====== Record excerpts ======

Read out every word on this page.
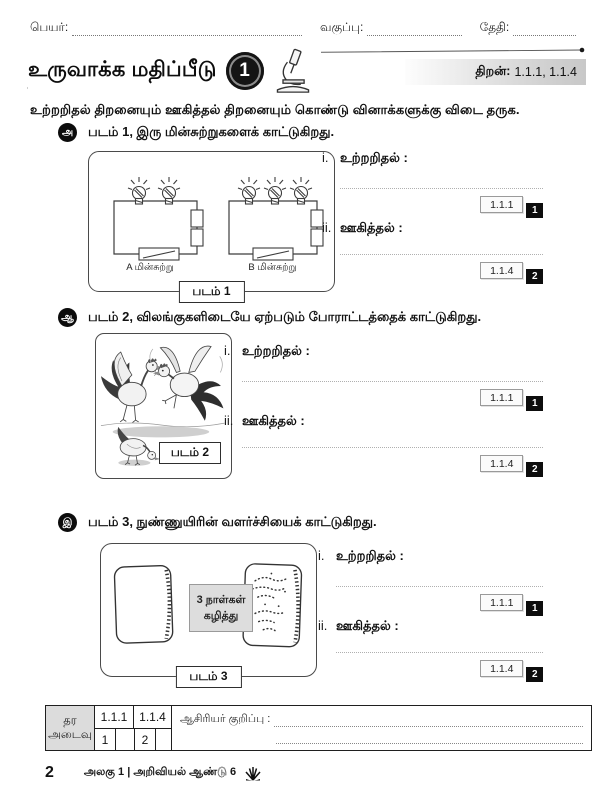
பெயர்:	வகுப்பு:	தேதி:
உருவாக்க மதிப்பீடு	1	திறன்: 1.1.1, 1.1.4
உற்றறிதல் திறனையும் ஊகித்தல் திறனையும் கொண்டு வினாக்களுக்கு விடை தருக.
அ	படம் 1, இரு மின்சுற்றுகளைக் காட்டுகிறது.
A மின்சுற்று	B மின்சுற்று
படம் 1
i. உற்றறிதல் :
1.1.1	1
ii. ஊகித்தல் :
1.1.4	2
ஆ படம் 2, விலங்குகளிடையே ஏற்படும் போராட்டத்தைக் காட்டுகிறது.
படம் 2
i. உற்றறிதல் :
1.1.1	1
ii. ஊகித்தல் :
1.1.4	2
இ	படம் 3, நுண்ணுயிரின் வளர்ச்சியைக் காட்டுகிறது.
3 நாள்கள்
கழித்து
படம் 3
i. உற்றறிதல் :
1.1.1	1
ii. ஊகித்தல் :
1.1.4	2
தர
அடைவு
1.1.1 1.1.4
1	2
ஆசிரியர் குறிப்பு :
2	அலகு 1 | அறிவியல் ஆண்டு 6
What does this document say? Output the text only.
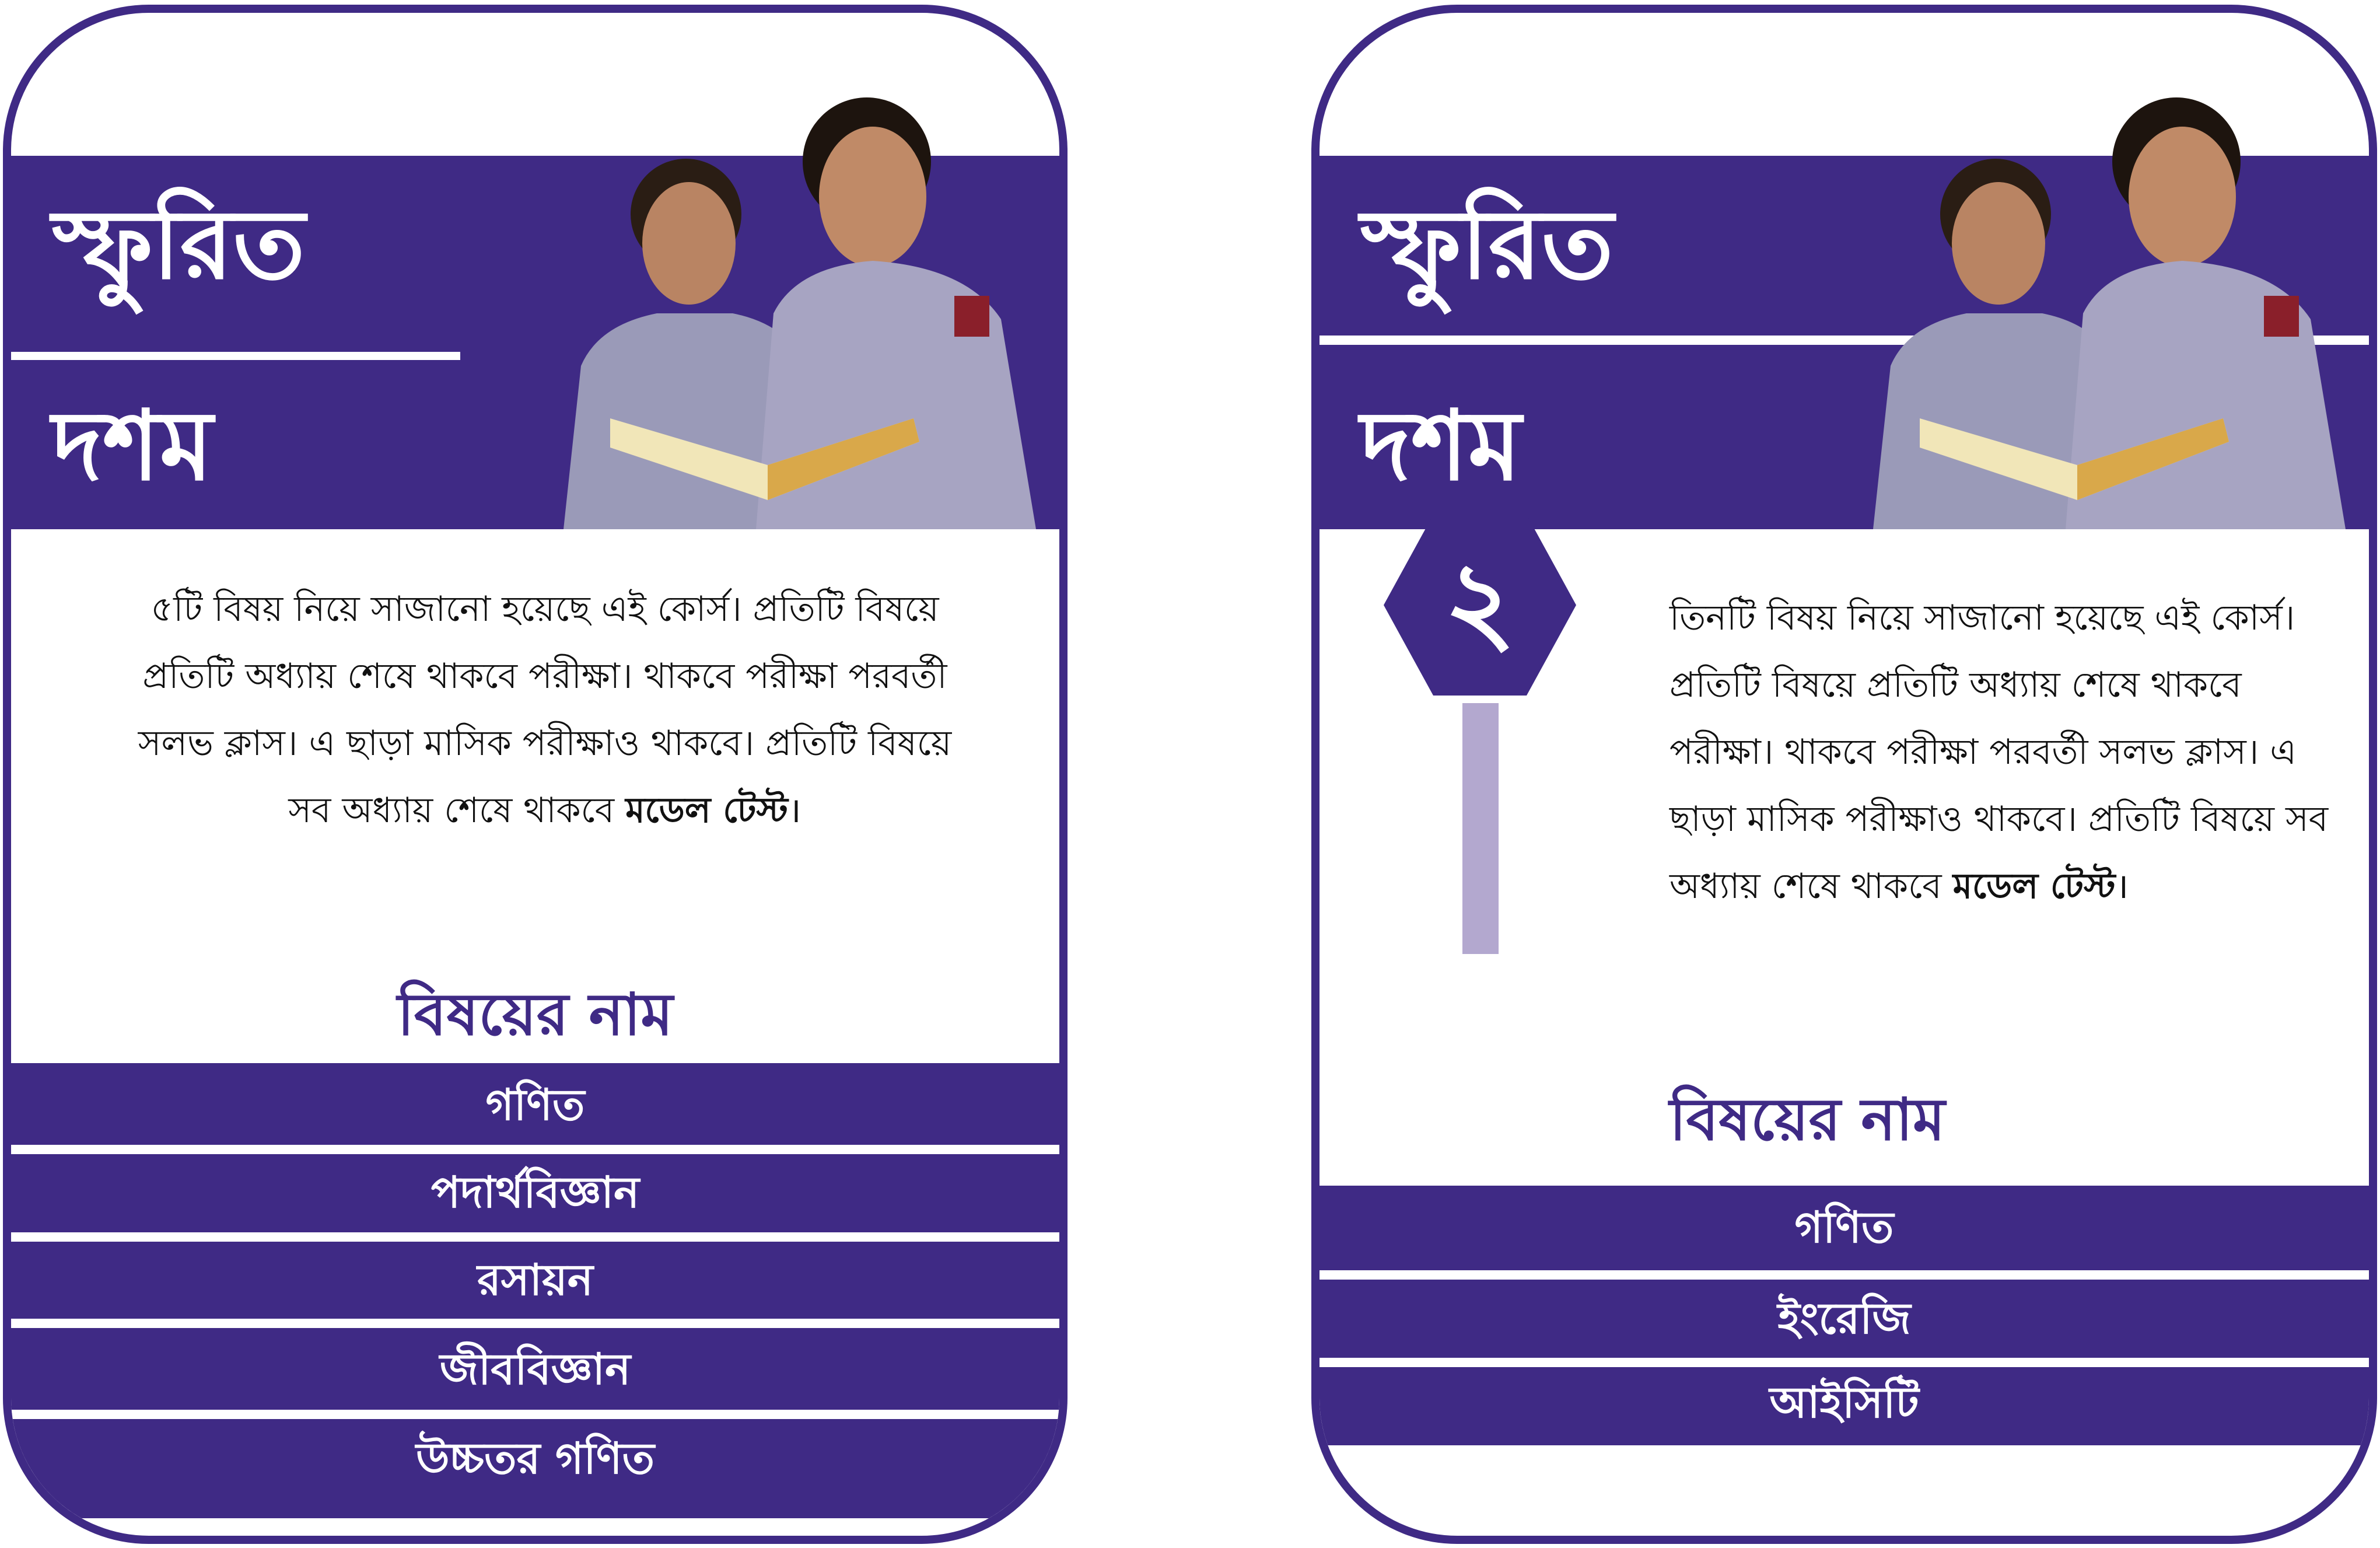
স্ফুরিত
দশম
৫টি বিষয় নিয়ে সাজানো হয়েছে এই কোর্স। প্রতিটি বিষয়ে প্রতিটি অধ্যায় শেষে থাকবে পরীক্ষা। থাকবে পরীক্ষা পরবর্তী সলভ ক্লাস। এ ছাড়া মাসিক পরীক্ষাও থাকবে। প্রতিটি বিষয়ে সব অধ্যায় শেষে থাকবে মডেল টেস্ট।
বিষয়ের নাম
গণিত
পদার্থবিজ্ঞান
রসায়ন
জীববিজ্ঞান
উচ্চতর গণিত
স্ফুরিত
দশম
২	তিনটি বিষয় নিয়ে সাজানো হয়েছে এই কোর্স। প্রতিটি বিষয়ে প্রতিটি অধ্যায় শেষে থাকবে পরীক্ষা। থাকবে পরীক্ষা পরবর্তী সলভ ক্লাস। এ ছাড়া মাসিক পরীক্ষাও থাকবে। প্রতিটি বিষয়ে সব অধ্যায় শেষে থাকবে মডেল টেস্ট।
বিষয়ের নাম
গণিত
ইংরেজি
আইসিটি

======

### Given instruction
A faithful copy of the records above is needed, with the pictures left out.

### Right answer
Read out every word on this page.
பெயர்:	வகுப்பு:	தேதி:
உருவாக்க மதிப்பீடு	1	திறன்: 1.1.1, 1.1.4
உற்றறிதல் திறனையும் ஊகித்தல் திறனையும் கொண்டு வினாக்களுக்கு விடை தருக.
அ	படம் 1, இரு மின்சுற்றுகளைக் காட்டுகிறது.
A மின்சுற்று	B மின்சுற்று
படம் 1
i. உற்றறிதல் :
1.1.1	1
ii. ஊகித்தல் :
1.1.4	2
ஆ படம் 2, விலங்குகளிடையே ஏற்படும் போராட்டத்தைக் காட்டுகிறது.
படம் 2
i. உற்றறிதல் :
1.1.1	1
ii. ஊகித்தல் :
1.1.4	2
இ	படம் 3, நுண்ணுயிரின் வளர்ச்சியைக் காட்டுகிறது.
3 நாள்கள்
கழித்து
படம் 3
i. உற்றறிதல் :
1.1.1	1
ii. ஊகித்தல் :
1.1.4	2
தர
அடைவு
1.1.1 1.1.4
1	2
ஆசிரியர் குறிப்பு :
2	அலகு 1 | அறிவியல் ஆண்டு 6
What does this document say? Output the text only.
স্ফুরিত
দশম
৫টি বিষয় নিয়ে সাজানো হয়েছে এই কোর্স। প্রতিটি বিষয়ে প্রতিটি অধ্যায় শেষে থাকবে পরীক্ষা। থাকবে পরীক্ষা পরবর্তী সলভ ক্লাস। এ ছাড়া মাসিক পরীক্ষাও থাকবে। প্রতিটি বিষয়ে সব অধ্যায় শেষে থাকবে মডেল টেস্ট।
বিষয়ের নাম
গণিত
পদার্থবিজ্ঞান
রসায়ন
জীববিজ্ঞান
উচ্চতর গণিত
স্ফুরিত
দশম
২	তিনটি বিষয় নিয়ে সাজানো হয়েছে এই কোর্স। প্রতিটি বিষয়ে প্রতিটি অধ্যায় শেষে থাকবে পরীক্ষা। থাকবে পরীক্ষা পরবর্তী সলভ ক্লাস। এ ছাড়া মাসিক পরীক্ষাও থাকবে। প্রতিটি বিষয়ে সব অধ্যায় শেষে থাকবে মডেল টেস্ট।
বিষয়ের নাম
গণিত
ইংরেজি
আইসিটি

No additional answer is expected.